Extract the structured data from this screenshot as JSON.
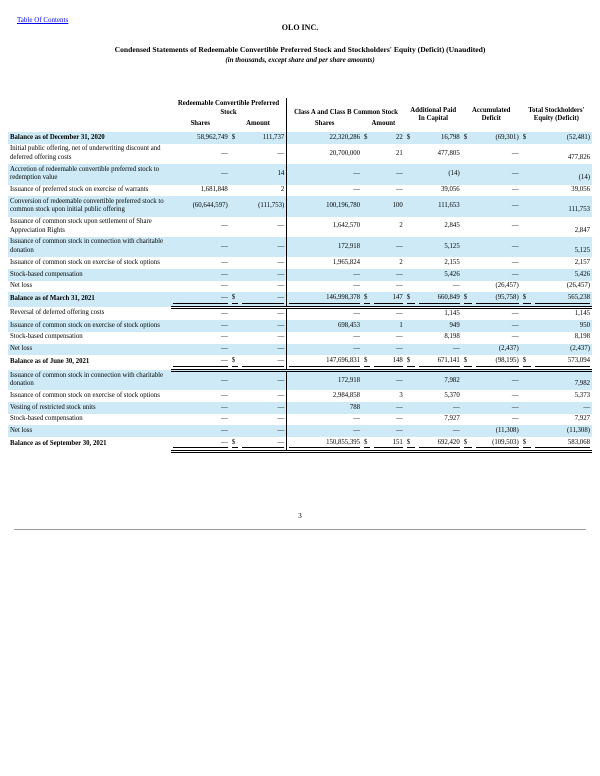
{
  "page": {
    "toc_link": "Table Of Contents",
    "company": "OLO INC.",
    "title": "Condensed Statements of Redeemable Convertible Preferred Stock and Stockholders' Equity (Deficit) (Unaudited)",
    "subtitle": "(in thousands, except share and per share amounts)",
    "page_number": "3"
  },
  "colors": {
    "row_shade": "#cdeaf6",
    "link": "#0000ee",
    "footer_rule": "#9a9a9a"
  },
  "table": {
    "currency_symbol": "$",
    "groups": {
      "preferred": "Redeemable Convertible Preferred Stock",
      "common": "Class A and Class B Common Stock",
      "apic": "Additional Paid In Capital",
      "accumulated_deficit": "Accumulated Deficit",
      "total_equity": "Total Stockholders' Equity (Deficit)"
    },
    "subheaders": {
      "preferred_shares": "Shares",
      "preferred_amount": "Amount",
      "common_shares": "Shares",
      "common_amount": "Amount"
    },
    "column_order": [
      "preferred_shares",
      "preferred_amount",
      "common_shares",
      "common_amount",
      "additional_paid_in_capital",
      "accumulated_deficit",
      "total_stockholders_equity"
    ],
    "rows": [
      {
        "label": "Balance as of December 31, 2020",
        "bold": true,
        "shaded": true,
        "balance": false,
        "dollars": true,
        "values": [
          "58,962,749",
          "111,737",
          "22,320,286",
          "22",
          "16,798",
          "(69,301)",
          "(52,481)"
        ]
      },
      {
        "label": "Initial public offering, net of underwriting discount and deferred offering costs",
        "bold": false,
        "shaded": false,
        "balance": false,
        "dollars": false,
        "values": [
          "—",
          "—",
          "20,700,000",
          "21",
          "477,805",
          "—",
          "477,826"
        ]
      },
      {
        "label": "Accretion of redeemable convertible preferred stock to redemption value",
        "bold": false,
        "shaded": true,
        "balance": false,
        "dollars": false,
        "values": [
          "—",
          "14",
          "—",
          "—",
          "(14)",
          "—",
          "(14)"
        ]
      },
      {
        "label": "Issuance of preferred stock on exercise of warrants",
        "bold": false,
        "shaded": false,
        "balance": false,
        "dollars": false,
        "values": [
          "1,681,848",
          "2",
          "—",
          "—",
          "39,056",
          "—",
          "39,056"
        ]
      },
      {
        "label": "Conversion of redeemable convertible preferred stock to common stock upon initial public offering",
        "bold": false,
        "shaded": true,
        "balance": false,
        "dollars": false,
        "values": [
          "(60,644,597)",
          "(111,753)",
          "100,196,780",
          "100",
          "111,653",
          "—",
          "111,753"
        ]
      },
      {
        "label": "Issuance of common stock upon settlement of Share Appreciation Rights",
        "bold": false,
        "shaded": false,
        "balance": false,
        "dollars": false,
        "values": [
          "—",
          "—",
          "1,642,570",
          "2",
          "2,845",
          "—",
          "2,847"
        ]
      },
      {
        "label": "Issuance of common stock in connection with charitable donation",
        "bold": false,
        "shaded": true,
        "balance": false,
        "dollars": false,
        "values": [
          "—",
          "—",
          "172,918",
          "—",
          "5,125",
          "—",
          "5,125"
        ]
      },
      {
        "label": "Issuance of common stock on exercise of stock options",
        "bold": false,
        "shaded": false,
        "balance": false,
        "dollars": false,
        "values": [
          "—",
          "—",
          "1,965,824",
          "2",
          "2,155",
          "—",
          "2,157"
        ]
      },
      {
        "label": "Stock-based compensation",
        "bold": false,
        "shaded": true,
        "balance": false,
        "dollars": false,
        "values": [
          "—",
          "—",
          "—",
          "—",
          "5,426",
          "—",
          "5,426"
        ]
      },
      {
        "label": "Net loss",
        "bold": false,
        "shaded": false,
        "balance": false,
        "dollars": false,
        "values": [
          "—",
          "—",
          "—",
          "—",
          "—",
          "(26,457)",
          "(26,457)"
        ]
      },
      {
        "label": "Balance as of March 31, 2021",
        "bold": true,
        "shaded": true,
        "balance": true,
        "dollars": true,
        "values": [
          "—",
          "—",
          "146,998,378",
          "147",
          "660,849",
          "(95,758)",
          "565,238"
        ]
      },
      {
        "label": "Reversal of deferred offering costs",
        "bold": false,
        "shaded": false,
        "balance": false,
        "dollars": false,
        "values": [
          "—",
          "—",
          "—",
          "—",
          "1,145",
          "—",
          "1,145"
        ]
      },
      {
        "label": "Issuance of common stock on exercise of stock options",
        "bold": false,
        "shaded": true,
        "balance": false,
        "dollars": false,
        "values": [
          "—",
          "—",
          "698,453",
          "1",
          "949",
          "—",
          "950"
        ]
      },
      {
        "label": "Stock-based compensation",
        "bold": false,
        "shaded": false,
        "balance": false,
        "dollars": false,
        "values": [
          "—",
          "—",
          "—",
          "—",
          "8,198",
          "—",
          "8,198"
        ]
      },
      {
        "label": "Net loss",
        "bold": false,
        "shaded": true,
        "balance": false,
        "dollars": false,
        "values": [
          "—",
          "—",
          "—",
          "—",
          "—",
          "(2,437)",
          "(2,437)"
        ]
      },
      {
        "label": "Balance as of June 30, 2021",
        "bold": true,
        "shaded": false,
        "balance": true,
        "dollars": true,
        "values": [
          "—",
          "—",
          "147,696,831",
          "148",
          "671,141",
          "(98,195)",
          "573,094"
        ]
      },
      {
        "label": "Issuance of common stock in connection with charitable donation",
        "bold": false,
        "shaded": true,
        "balance": false,
        "dollars": false,
        "values": [
          "—",
          "—",
          "172,918",
          "—",
          "7,982",
          "—",
          "7,982"
        ]
      },
      {
        "label": "Issuance of common stock on exercise of stock options",
        "bold": false,
        "shaded": false,
        "balance": false,
        "dollars": false,
        "values": [
          "—",
          "—",
          "2,984,858",
          "3",
          "5,370",
          "—",
          "5,373"
        ]
      },
      {
        "label": "Vesting of restricted stock units",
        "bold": false,
        "shaded": true,
        "balance": false,
        "dollars": false,
        "values": [
          "—",
          "—",
          "788",
          "—",
          "—",
          "—",
          "—"
        ]
      },
      {
        "label": "Stock-based compensation",
        "bold": false,
        "shaded": false,
        "balance": false,
        "dollars": false,
        "values": [
          "—",
          "—",
          "—",
          "—",
          "7,927",
          "—",
          "7,927"
        ]
      },
      {
        "label": "Net loss",
        "bold": false,
        "shaded": true,
        "balance": false,
        "dollars": false,
        "values": [
          "—",
          "—",
          "—",
          "—",
          "—",
          "(11,308)",
          "(11,308)"
        ]
      },
      {
        "label": "Balance as of September 30, 2021",
        "bold": true,
        "shaded": false,
        "balance": true,
        "dollars": true,
        "values": [
          "—",
          "—",
          "150,855,395",
          "151",
          "692,420",
          "(109,503)",
          "583,068"
        ]
      }
    ]
  }
}
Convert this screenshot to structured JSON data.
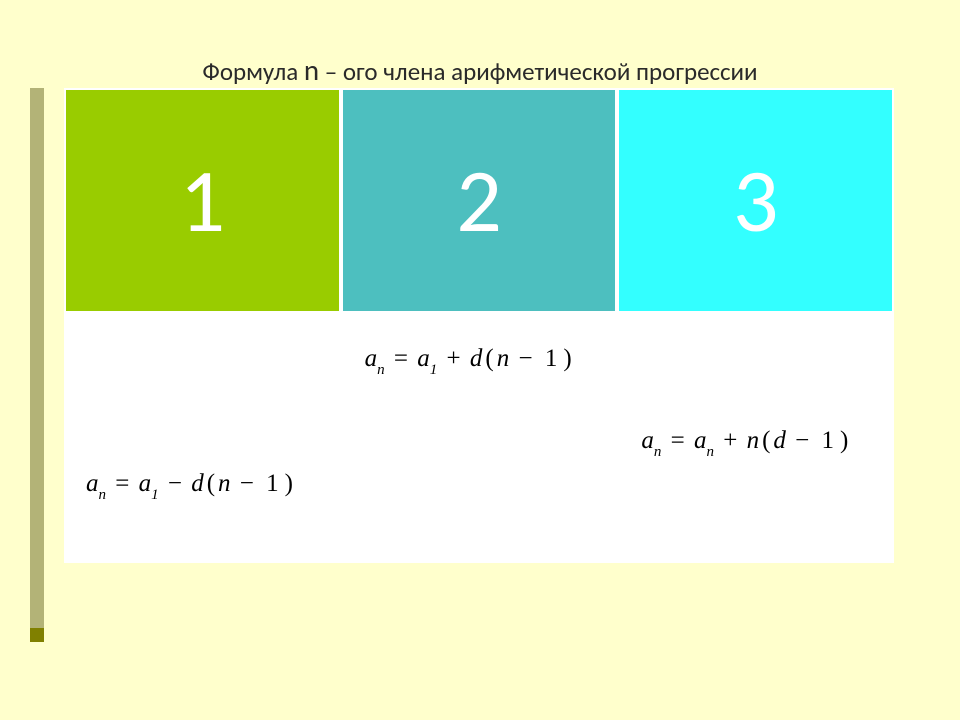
{
  "title": {
    "prefix": "Формула  ",
    "n": "n",
    "suffix": " – ого члена арифметической  прогрессии"
  },
  "grid": {
    "columns": 3,
    "row_top_height": 225,
    "row_bottom_height": 250,
    "border_color": "#ffffff",
    "bottom_bg": "#ffffff",
    "cells_top": [
      {
        "label": "1",
        "bg": "#99cc00",
        "text_color": "#ffffff"
      },
      {
        "label": "2",
        "bg": "#4dbfbf",
        "text_color": "#ffffff"
      },
      {
        "label": "3",
        "bg": "#33ffff",
        "text_color": "#ffffff"
      }
    ],
    "number_fontsize": 90,
    "formulas": [
      {
        "a_var": "a",
        "a_sub": "n",
        "eq": "=",
        "b_var": "a",
        "b_sub": "1",
        "op1": "−",
        "c_var": "d",
        "paren_open": "(",
        "d_var": "n",
        "op2": "−",
        "e_const": "1",
        "paren_close": ")",
        "position": "bottom"
      },
      {
        "a_var": "a",
        "a_sub": "n",
        "eq": "=",
        "b_var": "a",
        "b_sub": "1",
        "op1": "+",
        "c_var": "d",
        "paren_open": "(",
        "d_var": "n",
        "op2": "−",
        "e_const": "1",
        "paren_close": ")",
        "position": "top"
      },
      {
        "a_var": "a",
        "a_sub": "n",
        "eq": "=",
        "b_var": "a",
        "b_sub": "n",
        "op1": "+",
        "c_var": "n",
        "paren_open": "(",
        "d_var": "d",
        "op2": "−",
        "e_const": "1",
        "paren_close": ")",
        "position": "middle"
      }
    ],
    "formula_fontsize": 25,
    "formula_sub_fontsize": 15,
    "formula_color": "#000000"
  },
  "accent": {
    "bar_color": "#b3b377",
    "square_color": "#808000"
  },
  "background_color": "#ffffcc"
}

## Do this
In the listing, find all lines with the string "public" and copy them.

## Final result
        "label": "Initial public offering, net of underwriting discount and deferred offering costs",
        "label": "Conversion of redeemable convertible preferred stock to common stock upon initial public offering",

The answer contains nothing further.